- [RECORDS]:
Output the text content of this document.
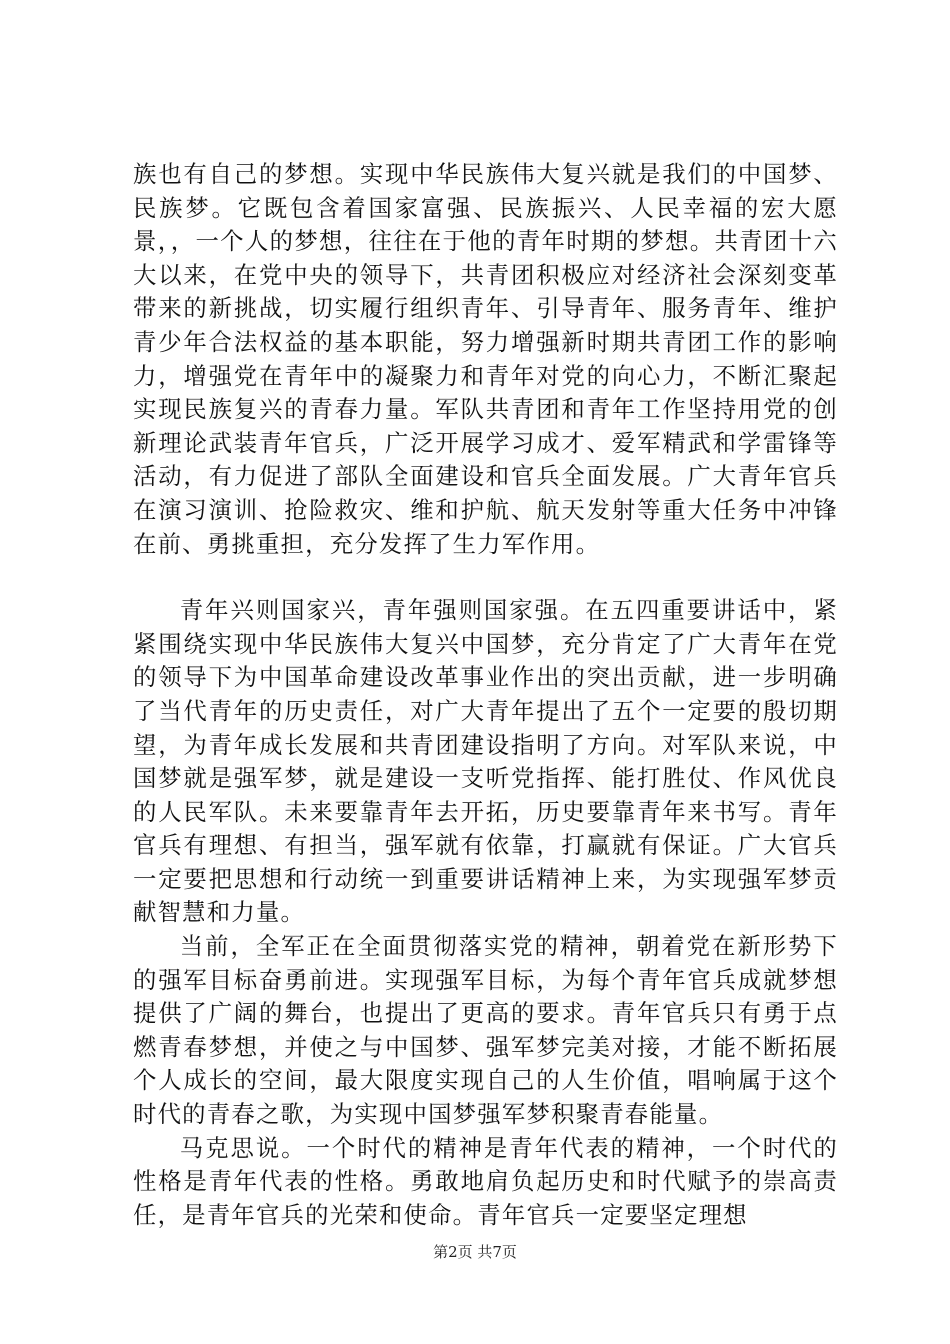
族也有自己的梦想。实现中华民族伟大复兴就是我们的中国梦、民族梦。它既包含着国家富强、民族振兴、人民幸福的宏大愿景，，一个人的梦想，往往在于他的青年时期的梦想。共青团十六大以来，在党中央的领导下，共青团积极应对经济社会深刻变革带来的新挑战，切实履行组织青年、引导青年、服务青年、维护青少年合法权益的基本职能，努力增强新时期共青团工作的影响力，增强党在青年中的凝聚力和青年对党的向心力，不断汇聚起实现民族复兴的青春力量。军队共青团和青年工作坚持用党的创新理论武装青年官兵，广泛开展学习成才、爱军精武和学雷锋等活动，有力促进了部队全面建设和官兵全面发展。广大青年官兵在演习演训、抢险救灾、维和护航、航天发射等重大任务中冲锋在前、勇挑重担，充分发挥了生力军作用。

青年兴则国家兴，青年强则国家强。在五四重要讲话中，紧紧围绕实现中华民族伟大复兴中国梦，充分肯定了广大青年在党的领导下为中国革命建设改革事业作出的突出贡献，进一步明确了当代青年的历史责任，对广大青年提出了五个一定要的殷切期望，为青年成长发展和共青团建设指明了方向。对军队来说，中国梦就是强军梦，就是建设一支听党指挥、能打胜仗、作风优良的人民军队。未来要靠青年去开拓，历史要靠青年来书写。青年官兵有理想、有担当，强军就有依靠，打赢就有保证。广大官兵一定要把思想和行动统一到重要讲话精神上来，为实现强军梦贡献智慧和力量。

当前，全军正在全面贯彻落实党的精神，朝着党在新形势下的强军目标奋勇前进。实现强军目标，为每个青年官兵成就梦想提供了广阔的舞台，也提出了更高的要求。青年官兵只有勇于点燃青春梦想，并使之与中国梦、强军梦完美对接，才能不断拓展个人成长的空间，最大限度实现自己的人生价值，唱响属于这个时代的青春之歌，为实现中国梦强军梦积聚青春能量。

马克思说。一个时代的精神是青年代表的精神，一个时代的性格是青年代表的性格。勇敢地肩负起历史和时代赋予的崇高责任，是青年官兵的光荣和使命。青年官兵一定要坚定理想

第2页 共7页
* * *
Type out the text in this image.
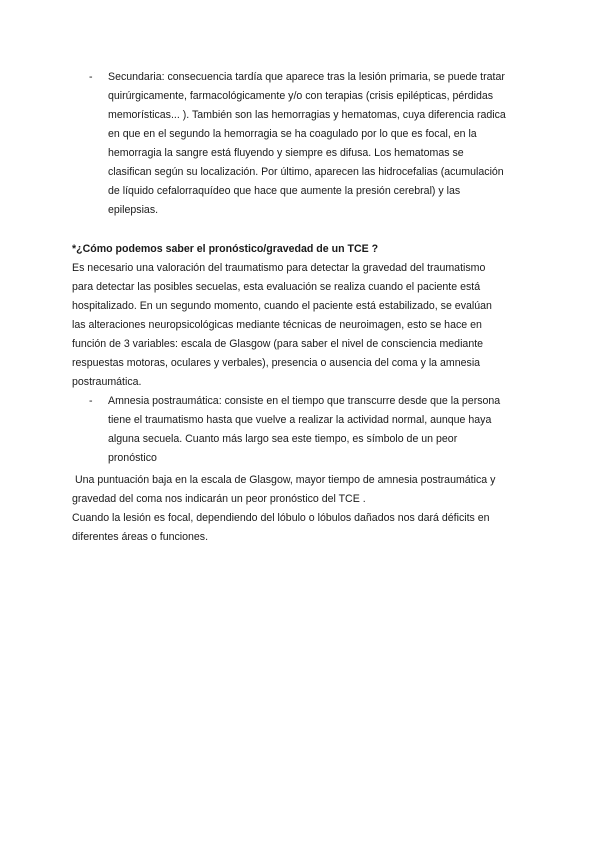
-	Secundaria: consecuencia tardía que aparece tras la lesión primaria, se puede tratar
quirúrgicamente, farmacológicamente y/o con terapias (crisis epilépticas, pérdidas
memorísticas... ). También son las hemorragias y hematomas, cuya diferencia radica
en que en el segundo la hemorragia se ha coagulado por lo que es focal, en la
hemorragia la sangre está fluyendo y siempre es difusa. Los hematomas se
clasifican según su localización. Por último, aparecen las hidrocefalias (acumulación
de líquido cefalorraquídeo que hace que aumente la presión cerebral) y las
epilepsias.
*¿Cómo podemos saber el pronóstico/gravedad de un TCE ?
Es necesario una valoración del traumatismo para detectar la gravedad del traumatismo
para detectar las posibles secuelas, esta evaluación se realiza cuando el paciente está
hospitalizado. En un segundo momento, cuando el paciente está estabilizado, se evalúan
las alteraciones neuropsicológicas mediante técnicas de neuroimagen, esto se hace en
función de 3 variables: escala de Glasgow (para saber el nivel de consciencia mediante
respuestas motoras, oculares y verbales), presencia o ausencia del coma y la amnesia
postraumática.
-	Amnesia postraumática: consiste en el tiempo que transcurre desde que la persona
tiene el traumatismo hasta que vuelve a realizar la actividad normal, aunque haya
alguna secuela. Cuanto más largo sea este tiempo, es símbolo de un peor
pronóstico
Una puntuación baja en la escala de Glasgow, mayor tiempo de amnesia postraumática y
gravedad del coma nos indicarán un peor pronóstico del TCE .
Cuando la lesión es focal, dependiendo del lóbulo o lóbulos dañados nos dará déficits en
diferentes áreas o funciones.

- [EXERCISE DETAILS]: Return all lines of the material above in which the word "pronóstico" occurs.

- [REPLY]:
*¿Cómo podemos saber el pronóstico/gravedad de un TCE ?
pronóstico
gravedad del coma nos indicarán un peor pronóstico del TCE .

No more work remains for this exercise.